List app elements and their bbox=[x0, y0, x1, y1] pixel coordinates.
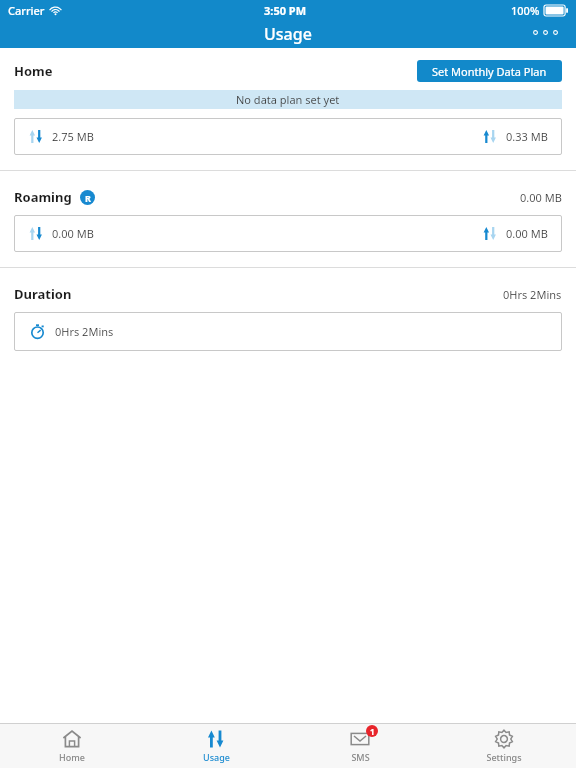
staticText: 0Hrs 2Mins bbox=[55, 324, 114, 339]
button[interactable]: 0.00 MB bbox=[14, 215, 562, 252]
button[interactable]: More options bbox=[529, 26, 562, 39]
staticText: Settings bbox=[486, 751, 522, 763]
button[interactable]: 0Hrs 2Mins bbox=[14, 312, 562, 351]
staticText: Usage bbox=[203, 751, 230, 763]
staticText: Roaming bbox=[14, 188, 72, 206]
staticText: Home bbox=[59, 751, 85, 763]
button[interactable]: Settings bbox=[432, 724, 576, 768]
staticText: 0.00 MB bbox=[52, 226, 94, 241]
staticText: No data plan set yet bbox=[236, 92, 340, 107]
staticText: 1 bbox=[370, 726, 375, 737]
button[interactable]: 2.75 MB bbox=[14, 118, 562, 155]
staticText: 2.75 MB bbox=[52, 129, 94, 144]
staticText: Carrier bbox=[8, 3, 45, 18]
staticText: Home bbox=[14, 62, 53, 80]
button[interactable]: Set Monthly Data Plan bbox=[417, 60, 562, 82]
button[interactable]: Home bbox=[0, 724, 144, 768]
staticText: Usage bbox=[264, 23, 312, 45]
staticText: 0Hrs 2Mins bbox=[503, 287, 562, 302]
staticText: Set Monthly Data Plan bbox=[432, 64, 547, 79]
staticText: 3:50 PM bbox=[264, 3, 307, 18]
button[interactable]: 1 bbox=[288, 724, 432, 768]
staticText: 0.00 MB bbox=[506, 226, 548, 241]
staticText: 0.33 MB bbox=[506, 129, 548, 144]
staticText: R bbox=[85, 192, 91, 204]
staticText: Duration bbox=[14, 285, 72, 303]
staticText: 0.00 MB bbox=[520, 190, 562, 205]
staticText: SMS bbox=[351, 751, 370, 763]
button[interactable]: Usage bbox=[144, 724, 288, 768]
staticText: 100% bbox=[511, 3, 540, 18]
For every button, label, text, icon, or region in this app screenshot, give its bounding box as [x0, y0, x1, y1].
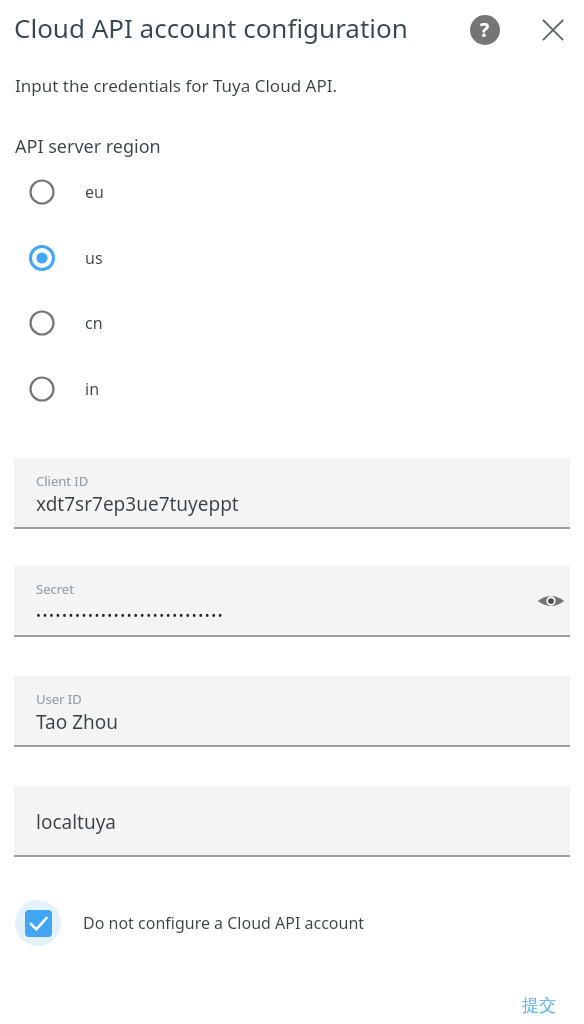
staticText: Cloud API account configuration [14, 10, 408, 45]
button[interactable]: in [20, 367, 220, 411]
staticText: cn [85, 312, 103, 334]
staticText: 提交 [522, 995, 556, 1016]
button[interactable]: Help [467, 12, 503, 48]
button[interactable]: cn [20, 301, 220, 345]
staticText: Do not configure a Cloud API account [83, 912, 365, 934]
staticText: User ID [36, 690, 82, 708]
button[interactable]: User ID [14, 676, 570, 747]
button[interactable]: Secret [14, 566, 570, 637]
staticText: eu [85, 181, 104, 203]
staticText: xdt7sr7ep3ue7tuyeppt [36, 491, 239, 517]
button[interactable]: localtuya [14, 786, 570, 857]
staticText: in [85, 378, 100, 400]
button[interactable]: eu [20, 170, 220, 214]
button[interactable]: 提交 [508, 988, 570, 1022]
staticText: ••••••••••••••••••••••••••••• [36, 606, 225, 624]
button[interactable]: Show password [532, 582, 570, 620]
staticText: Tao Zhou [36, 709, 118, 735]
staticText: Input the credentials for Tuya Cloud API… [15, 74, 337, 97]
staticText: localtuya [36, 809, 117, 835]
staticText: Client ID [36, 472, 89, 490]
staticText: us [85, 247, 103, 269]
staticText: ? [480, 17, 490, 43]
button[interactable]: us [20, 236, 220, 280]
button[interactable]: Client ID [14, 458, 570, 529]
staticText: Secret [36, 580, 74, 598]
button[interactable]: Do not configure a Cloud API account [15, 900, 435, 946]
button[interactable]: Close [535, 12, 571, 48]
staticText: API server region [15, 134, 161, 159]
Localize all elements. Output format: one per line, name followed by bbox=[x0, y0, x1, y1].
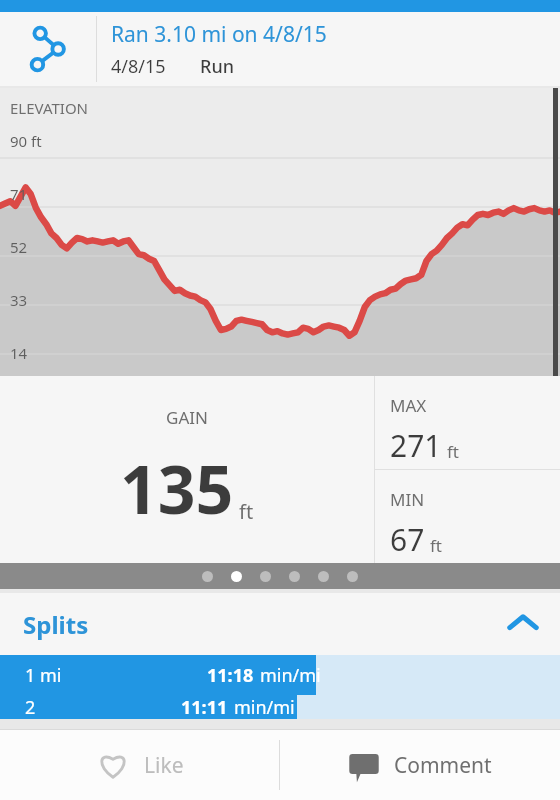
staticText: ft bbox=[430, 534, 442, 557]
staticText: 1 mi bbox=[25, 663, 62, 688]
button[interactable] bbox=[202, 571, 213, 582]
staticText: GAIN bbox=[166, 406, 208, 429]
button[interactable] bbox=[231, 571, 242, 582]
staticText: 90 ft bbox=[10, 131, 42, 151]
staticText: 11:11 bbox=[181, 695, 228, 719]
staticText: ELEVATION bbox=[10, 98, 89, 118]
button[interactable] bbox=[289, 571, 300, 582]
staticText: 11:18 bbox=[207, 663, 254, 688]
staticText: 4/8/15 bbox=[111, 54, 166, 79]
other: Route bbox=[0, 12, 96, 86]
button[interactable] bbox=[318, 571, 329, 582]
button[interactable]: 1 mi bbox=[0, 655, 560, 695]
button[interactable]: Like bbox=[0, 730, 279, 800]
staticText: 14 bbox=[10, 343, 28, 363]
staticText: 2 bbox=[25, 695, 36, 719]
staticText: Like bbox=[144, 751, 184, 780]
button[interactable] bbox=[260, 571, 271, 582]
staticText: MAX bbox=[390, 394, 427, 417]
staticText: min/mi bbox=[234, 695, 295, 719]
button[interactable]: MIN bbox=[375, 470, 560, 563]
button[interactable]: Comment bbox=[280, 730, 560, 800]
button[interactable]: GAIN bbox=[0, 376, 374, 563]
button[interactable]: Splits bbox=[0, 593, 560, 655]
staticText: MIN bbox=[390, 488, 425, 511]
staticText: ft bbox=[447, 440, 459, 463]
staticText: min/mi bbox=[260, 663, 321, 688]
button[interactable]: Route bbox=[0, 12, 560, 86]
button[interactable] bbox=[347, 571, 358, 582]
button[interactable]: 2 bbox=[0, 695, 560, 719]
other: Collapse bbox=[506, 607, 540, 641]
staticText: 271 bbox=[390, 425, 442, 466]
staticText: 135 bbox=[120, 443, 234, 533]
staticText: Splits bbox=[23, 608, 89, 641]
staticText: Comment bbox=[394, 751, 492, 780]
staticText: 67 bbox=[390, 519, 425, 560]
button[interactable]: MAX bbox=[375, 376, 560, 469]
staticText: 71 bbox=[10, 184, 28, 204]
staticText: Run bbox=[200, 54, 234, 79]
staticText: 33 bbox=[10, 290, 28, 310]
staticText: ft bbox=[239, 498, 254, 525]
staticText: 52 bbox=[10, 237, 28, 257]
staticText: Ran 3.10 mi on 4/8/15 bbox=[111, 20, 327, 49]
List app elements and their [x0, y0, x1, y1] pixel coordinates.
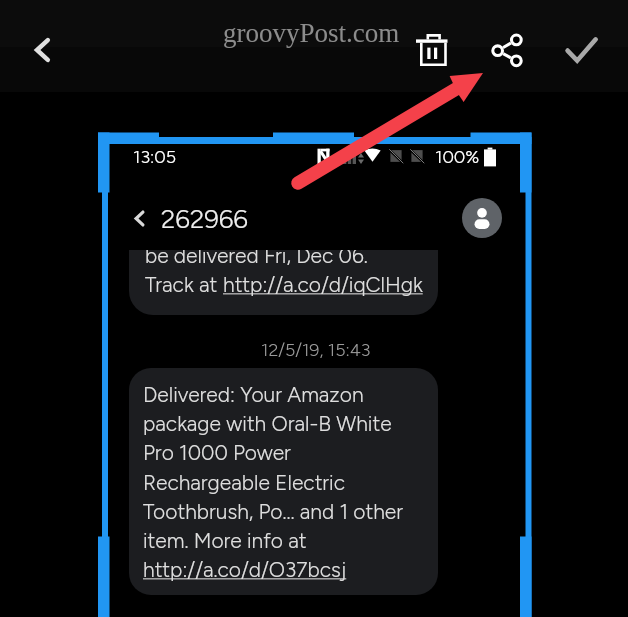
button[interactable]: Back [123, 202, 155, 234]
staticText: package with Oral-B White [143, 411, 392, 436]
staticText: http://a.co/d/iqClHgk [223, 272, 423, 297]
staticText: Track at [145, 272, 223, 297]
button[interactable]: Delete [408, 25, 458, 75]
staticText: 12/5/19, 15:43 [261, 339, 371, 361]
staticText: Delivered: Your Amazon [143, 382, 364, 407]
staticText: 100% [435, 146, 480, 168]
button[interactable]: Back [18, 25, 68, 75]
staticText: 262966 [161, 203, 248, 234]
staticText: Pro 1000 Power [143, 440, 291, 465]
button[interactable]: Share [482, 25, 532, 75]
staticText: groovyPost.com [223, 18, 400, 48]
staticText: Rechargeable Electric [143, 470, 346, 495]
button[interactable]: Contact [462, 198, 502, 238]
staticText: http://a.co/d/O37bcsj [143, 557, 347, 582]
staticText: Toothbrush, Po… and 1 other [143, 499, 403, 524]
staticText: item. More info at [143, 528, 307, 553]
button[interactable]: Done [556, 25, 606, 75]
staticText: be delivered Fri, Dec 06. [145, 250, 368, 268]
staticText: 13:05 [133, 146, 177, 168]
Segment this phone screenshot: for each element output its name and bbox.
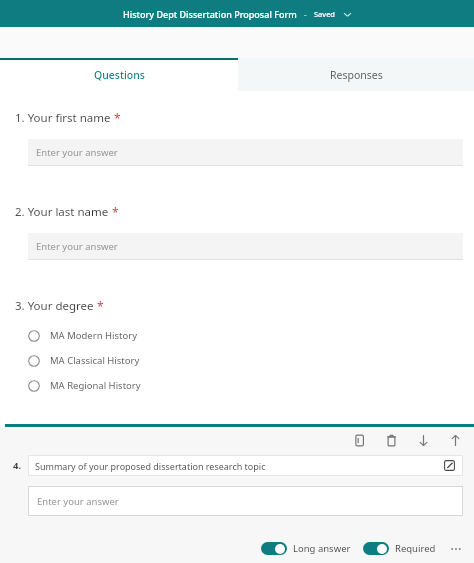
button[interactable]: Enter your answer: [28, 233, 463, 260]
button[interactable]: Enter your answer: [28, 486, 463, 516]
button[interactable]: Long answer: [261, 542, 351, 555]
button[interactable]: Copy question: [348, 429, 370, 451]
button[interactable]: More settings: [448, 541, 464, 557]
staticText: Enter your answer: [36, 240, 118, 253]
staticText: 4.: [13, 459, 22, 472]
staticText: History Dept Dissertation Proposal Form: [123, 8, 297, 20]
staticText: Required: [395, 542, 436, 555]
staticText: Enter your answer: [37, 495, 119, 508]
staticText: 1. Your first name: [15, 110, 114, 126]
button[interactable]: MA Regional History: [28, 373, 474, 398]
button[interactable]: Required: [363, 542, 436, 555]
staticText: Questions: [94, 68, 145, 82]
button[interactable]: Insert media: [443, 459, 456, 472]
button[interactable]: Questions: [0, 58, 238, 91]
staticText: -: [304, 9, 307, 20]
staticText: Long answer: [293, 542, 351, 555]
button[interactable]: Enter your answer: [28, 139, 463, 166]
staticText: Enter your answer: [36, 146, 118, 159]
staticText: 3. Your degree: [15, 298, 97, 314]
staticText: *: [112, 204, 119, 220]
button[interactable]: More options: [342, 9, 352, 19]
button[interactable]: Move question down: [412, 429, 434, 451]
button[interactable]: Summary of your proposed dissertation re…: [28, 455, 463, 476]
button[interactable]: MA Classical History: [28, 348, 474, 373]
staticText: Responses: [330, 68, 383, 82]
staticText: Saved: [314, 9, 335, 19]
button[interactable]: MA Modern History: [28, 323, 474, 348]
staticText: MA Classical History: [50, 354, 140, 367]
staticText: MA Modern History: [50, 329, 137, 342]
button[interactable]: Delete question: [380, 429, 402, 451]
button[interactable]: Responses: [238, 58, 474, 91]
staticText: *: [97, 298, 104, 314]
staticText: Summary of your proposed dissertation re…: [35, 460, 266, 472]
button[interactable]: Move question up: [444, 429, 466, 451]
staticText: *: [114, 110, 121, 126]
staticText: MA Regional History: [50, 379, 141, 392]
staticText: 2. Your last name: [15, 204, 112, 220]
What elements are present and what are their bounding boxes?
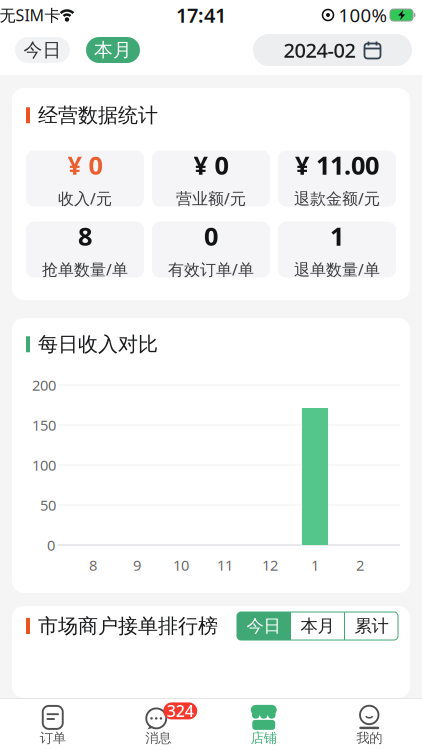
button[interactable]: 订单 <box>0 699 106 750</box>
staticText: 市场商户接单排行榜 <box>38 614 218 638</box>
staticText: 收入/元 <box>58 188 112 209</box>
staticText: 今日 <box>24 38 62 61</box>
staticText: 本月 <box>94 38 132 61</box>
staticText: 11 <box>217 555 233 575</box>
button[interactable]: 2024-02 <box>253 34 412 66</box>
staticText: 有效订单/单 <box>168 259 254 280</box>
staticText: 订单 <box>40 730 66 746</box>
staticText: 150 <box>32 415 56 435</box>
staticText: 8 <box>89 555 97 575</box>
staticText: 经营数据统计 <box>38 103 158 128</box>
staticText: ¥ 11.00 <box>295 148 379 182</box>
staticText: 2 <box>356 555 364 575</box>
staticText: ¥ 0 <box>194 148 228 182</box>
staticText: 无SIM卡 <box>0 4 60 26</box>
staticText: 100 <box>32 455 56 475</box>
staticText: 营业额/元 <box>176 188 246 209</box>
staticText: 抢单数量/单 <box>42 259 128 280</box>
staticText: 200 <box>32 375 56 395</box>
staticText: 17:41 <box>176 2 226 28</box>
staticText: 退款金额/元 <box>294 188 380 209</box>
button[interactable]: 今日 <box>15 37 70 63</box>
staticText: 324 <box>167 700 194 722</box>
staticText: 8 <box>78 219 92 253</box>
staticText: 今日 <box>246 615 280 637</box>
staticText: 我的 <box>356 730 382 746</box>
staticText: 每日收入对比 <box>38 332 158 357</box>
staticText: 0 <box>204 219 218 253</box>
staticText: 0 <box>47 535 55 555</box>
staticText: 100% <box>338 3 388 27</box>
staticText: 12 <box>262 555 278 575</box>
button[interactable]: 店铺 <box>211 699 316 750</box>
staticText: 消息 <box>145 730 171 746</box>
staticText: 1 <box>330 219 344 253</box>
staticText: 本月 <box>300 615 334 637</box>
button[interactable]: 324 <box>106 699 211 750</box>
staticText: 1 <box>311 555 319 575</box>
staticText: 累计 <box>354 615 388 637</box>
button[interactable]: 本月 <box>86 37 140 63</box>
staticText: 退单数量/单 <box>294 259 380 280</box>
staticText: 9 <box>133 555 141 575</box>
staticText: 10 <box>173 555 189 575</box>
staticText: ¥ 0 <box>68 148 102 182</box>
button[interactable]: 我的 <box>316 699 422 750</box>
button[interactable]: 本月 <box>291 612 344 640</box>
button[interactable]: 今日 <box>237 612 290 640</box>
staticText: 50 <box>40 495 56 515</box>
staticText: 店铺 <box>251 730 277 746</box>
staticText: 2024-02 <box>284 37 356 63</box>
button[interactable]: 累计 <box>345 612 398 640</box>
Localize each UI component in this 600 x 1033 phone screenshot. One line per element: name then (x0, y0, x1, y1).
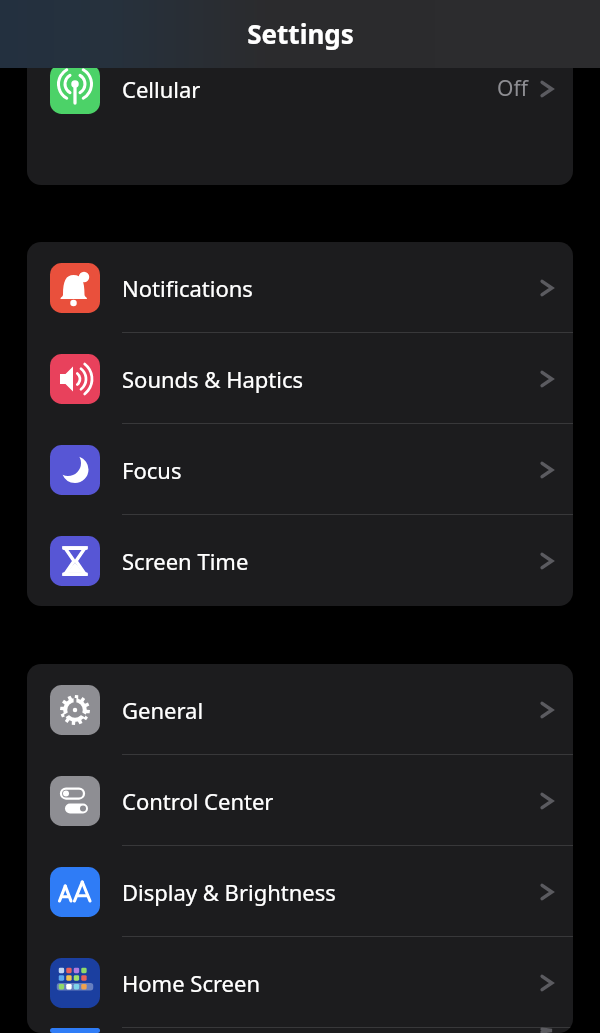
button[interactable]: Home Screen (27, 937, 573, 1028)
button[interactable]: Display & Brightness (27, 846, 573, 937)
staticText: Sounds & Haptics (122, 364, 304, 394)
button[interactable]: Accessibility (27, 1028, 573, 1033)
button[interactable]: Wi-Fi (27, 0, 573, 43)
staticText: Off (497, 74, 528, 103)
button[interactable]: General (27, 664, 573, 755)
staticText: Focus (122, 455, 182, 485)
staticText: Home Screen (122, 968, 261, 998)
staticText: Cellular (122, 74, 201, 104)
staticText: Display & Brightness (122, 877, 336, 907)
button[interactable]: Control Center (27, 755, 573, 846)
staticText: Control Center (122, 786, 274, 816)
button[interactable]: Notifications (27, 242, 573, 333)
button[interactable]: Sounds & Haptics (27, 333, 573, 424)
button[interactable]: Cellular (27, 43, 573, 134)
button[interactable]: Focus (27, 424, 573, 515)
staticText: Notifications (122, 273, 253, 303)
staticText: General (122, 695, 204, 725)
staticText: Screen Time (122, 546, 249, 576)
button[interactable]: Screen Time (27, 515, 573, 606)
staticText: Settings (247, 16, 354, 51)
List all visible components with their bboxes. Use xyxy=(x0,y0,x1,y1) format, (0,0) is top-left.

+--

▶ **Task instructions**: Reproduce the listing from the line with "staticText: 0Hrs 2Mins bbox=[55, 324, 114, 339]" to the line with "For every button, label, text, icon, or", replacing "Duration" with "Call Time" and keeping everything else unchanged.

▶ **Correct answer**:
staticText: 0Hrs 2Mins bbox=[55, 324, 114, 339]
button[interactable]: 0.00 MB bbox=[14, 215, 562, 252]
button[interactable]: More options bbox=[529, 26, 562, 39]
staticText: Settings bbox=[486, 751, 522, 763]
button[interactable]: 0Hrs 2Mins bbox=[14, 312, 562, 351]
staticText: Usage bbox=[203, 751, 230, 763]
staticText: Roaming bbox=[14, 188, 72, 206]
staticText: Home bbox=[59, 751, 85, 763]
button[interactable]: Settings bbox=[432, 724, 576, 768]
staticText: 0.00 MB bbox=[52, 226, 94, 241]
staticText: No data plan set yet bbox=[236, 92, 340, 107]
staticText: 1 bbox=[370, 726, 375, 737]
button[interactable]: 2.75 MB bbox=[14, 118, 562, 155]
staticText: 2.75 MB bbox=[52, 129, 94, 144]
staticText: Carrier bbox=[8, 3, 45, 18]
staticText: Home bbox=[14, 62, 53, 80]
button[interactable]: Set Monthly Data Plan bbox=[417, 60, 562, 82]
button[interactable]: Home bbox=[0, 724, 144, 768]
staticText: Usage bbox=[264, 23, 312, 45]
staticText: 0Hrs 2Mins bbox=[503, 287, 562, 302]
staticText: Set Monthly Data Plan bbox=[432, 64, 547, 79]
staticText: 3:50 PM bbox=[264, 3, 307, 18]
button[interactable]: 1 bbox=[288, 724, 432, 768]
staticText: 0.00 MB bbox=[506, 226, 548, 241]
staticText: 0.33 MB bbox=[506, 129, 548, 144]
staticText: R bbox=[85, 192, 91, 204]
staticText: Call Time bbox=[14, 285, 72, 303]
staticText: 0.00 MB bbox=[520, 190, 562, 205]
staticText: SMS bbox=[351, 751, 370, 763]
button[interactable]: Usage bbox=[144, 724, 288, 768]
staticText: 100% bbox=[511, 3, 540, 18]
For every button, label, text, icon, or region in this app screenshot, give its bounding box as [x0, y0, x1, y1].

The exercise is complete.